Please write out the complete listing that follows, exactly as it reads.
▬▬▬▬▬▬
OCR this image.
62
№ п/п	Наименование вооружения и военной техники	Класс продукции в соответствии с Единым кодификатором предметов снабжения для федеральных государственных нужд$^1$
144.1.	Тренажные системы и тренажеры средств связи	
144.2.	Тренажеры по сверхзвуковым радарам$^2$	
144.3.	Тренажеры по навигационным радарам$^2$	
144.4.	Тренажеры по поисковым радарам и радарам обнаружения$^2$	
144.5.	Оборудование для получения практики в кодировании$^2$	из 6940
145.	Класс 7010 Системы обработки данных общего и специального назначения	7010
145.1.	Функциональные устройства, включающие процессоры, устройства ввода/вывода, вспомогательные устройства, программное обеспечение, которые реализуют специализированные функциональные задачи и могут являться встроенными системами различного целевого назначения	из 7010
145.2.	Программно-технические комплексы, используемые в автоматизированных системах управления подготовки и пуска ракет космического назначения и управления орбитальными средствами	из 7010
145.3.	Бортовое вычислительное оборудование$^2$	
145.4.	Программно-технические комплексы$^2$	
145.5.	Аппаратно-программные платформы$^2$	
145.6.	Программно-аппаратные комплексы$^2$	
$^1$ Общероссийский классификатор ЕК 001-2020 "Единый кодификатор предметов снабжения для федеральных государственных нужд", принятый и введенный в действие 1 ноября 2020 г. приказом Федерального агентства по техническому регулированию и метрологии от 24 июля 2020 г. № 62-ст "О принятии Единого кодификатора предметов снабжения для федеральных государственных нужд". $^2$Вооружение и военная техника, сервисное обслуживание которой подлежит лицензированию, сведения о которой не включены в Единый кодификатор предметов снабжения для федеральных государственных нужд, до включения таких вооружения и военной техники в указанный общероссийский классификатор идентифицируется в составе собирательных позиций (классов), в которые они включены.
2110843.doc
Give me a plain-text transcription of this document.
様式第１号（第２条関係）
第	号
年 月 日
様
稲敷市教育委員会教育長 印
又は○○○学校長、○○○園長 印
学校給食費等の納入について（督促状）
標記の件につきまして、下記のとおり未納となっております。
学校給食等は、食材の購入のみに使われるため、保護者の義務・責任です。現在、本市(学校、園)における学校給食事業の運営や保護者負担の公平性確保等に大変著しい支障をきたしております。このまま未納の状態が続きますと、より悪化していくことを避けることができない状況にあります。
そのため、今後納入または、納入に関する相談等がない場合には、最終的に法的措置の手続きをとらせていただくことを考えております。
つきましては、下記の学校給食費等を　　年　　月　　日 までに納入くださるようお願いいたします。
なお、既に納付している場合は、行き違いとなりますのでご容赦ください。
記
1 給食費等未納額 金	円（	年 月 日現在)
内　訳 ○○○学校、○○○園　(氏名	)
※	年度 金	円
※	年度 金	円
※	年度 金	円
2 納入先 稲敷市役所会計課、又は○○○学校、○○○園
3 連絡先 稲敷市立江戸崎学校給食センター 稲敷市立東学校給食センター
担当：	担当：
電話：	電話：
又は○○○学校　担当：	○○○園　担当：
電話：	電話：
▬▬▬▬▬▬
## TASK SOLUTION
OCR this image.
62
№ п/п	Наименование вооружения и военной техники	Класс продукции в соответствии с Единым кодификатором предметов снабжения для федеральных государственных нужд$^1$
144.1.	Тренажные системы и тренажеры средств связи	
144.2.	Тренажеры по сверхзвуковым радарам$^2$	
144.3.	Тренажеры по навигационным радарам$^2$	
144.4.	Тренажеры по поисковым радарам и радарам обнаружения$^2$	
144.5.	Оборудование для получения практики в кодировании$^2$	из 6940
145.	Класс 7010 Системы обработки данных общего и специального назначения	7010
145.1.	Функциональные устройства, включающие процессоры, устройства ввода/вывода, вспомогательные устройства, программное обеспечение, которые реализуют специализированные функциональные задачи и могут являться встроенными системами различного целевого назначения	из 7010
145.2.	Программно-технические комплексы, используемые в автоматизированных системах управления подготовки и пуска ракет космического назначения и управления орбитальными средствами	из 7010
145.3.	Бортовое вычислительное оборудование$^2$	
145.4.	Программно-технические комплексы$^2$	
145.5.	Аппаратно-программные платформы$^2$	
145.6.	Программно-аппаратные комплексы$^2$	
$^1$ Общероссийский классификатор ЕК 001-2020 "Единый кодификатор предметов снабжения для федеральных государственных нужд", принятый и введенный в действие 1 ноября 2020 г. приказом Федерального агентства по техническому регулированию и метрологии от 24 июля 2020 г. № 62-ст "О принятии Единого кодификатора предметов снабжения для федеральных государственных нужд". $^2$Вооружение и военная техника, сервисное обслуживание которой подлежит лицензированию, сведения о которой не включены в Единый кодификатор предметов снабжения для федеральных государственных нужд, до включения таких вооружения и военной техники в указанный общероссийский классификатор идентифицируется в составе собирательных позиций (классов), в которые они включены.
2110843.doc
Give me a plain-text transcription of this document.
様式第１号（第２条関係）
第	号
年 月 日
様
稲敷市教育委員会教育長 印
又は○○○学校長、○○○園長 印
学校給食費等の納入について（督促状）
標記の件につきまして、下記のとおり未納となっております。
学校給食等は、食材の購入のみに使われるため、保護者の義務・責任です。現在、本市(学校、園)における学校給食事業の運営や保護者負担の公平性確保等に大変著しい支障をきたしております。このまま未納の状態が続きますと、より悪化していくことを避けることができない状況にあります。
そのため、今後納入または、納入に関する相談等がない場合には、最終的に法的措置の手続きをとらせていただくことを考えております。
つきましては、下記の学校給食費等を　　年　　月　　日 までに納入くださるようお願いいたします。
なお、既に納付している場合は、行き違いとなりますのでご容赦ください。
記
1 給食費等未納額 金	円（	年 月 日現在)
内　訳 ○○○学校、○○○園　(氏名	)
※	年度 金	円
※	年度 金	円
※	年度 金	円
2 納入先 稲敷市役所会計課、又は○○○学校、○○○園
3 連絡先 稲敷市立江戸崎学校給食センター 稲敷市立東学校給食センター
担当：	担当：
電話：	電話：
又は○○○学校　担当：	○○○園　担当：
電話：	電話：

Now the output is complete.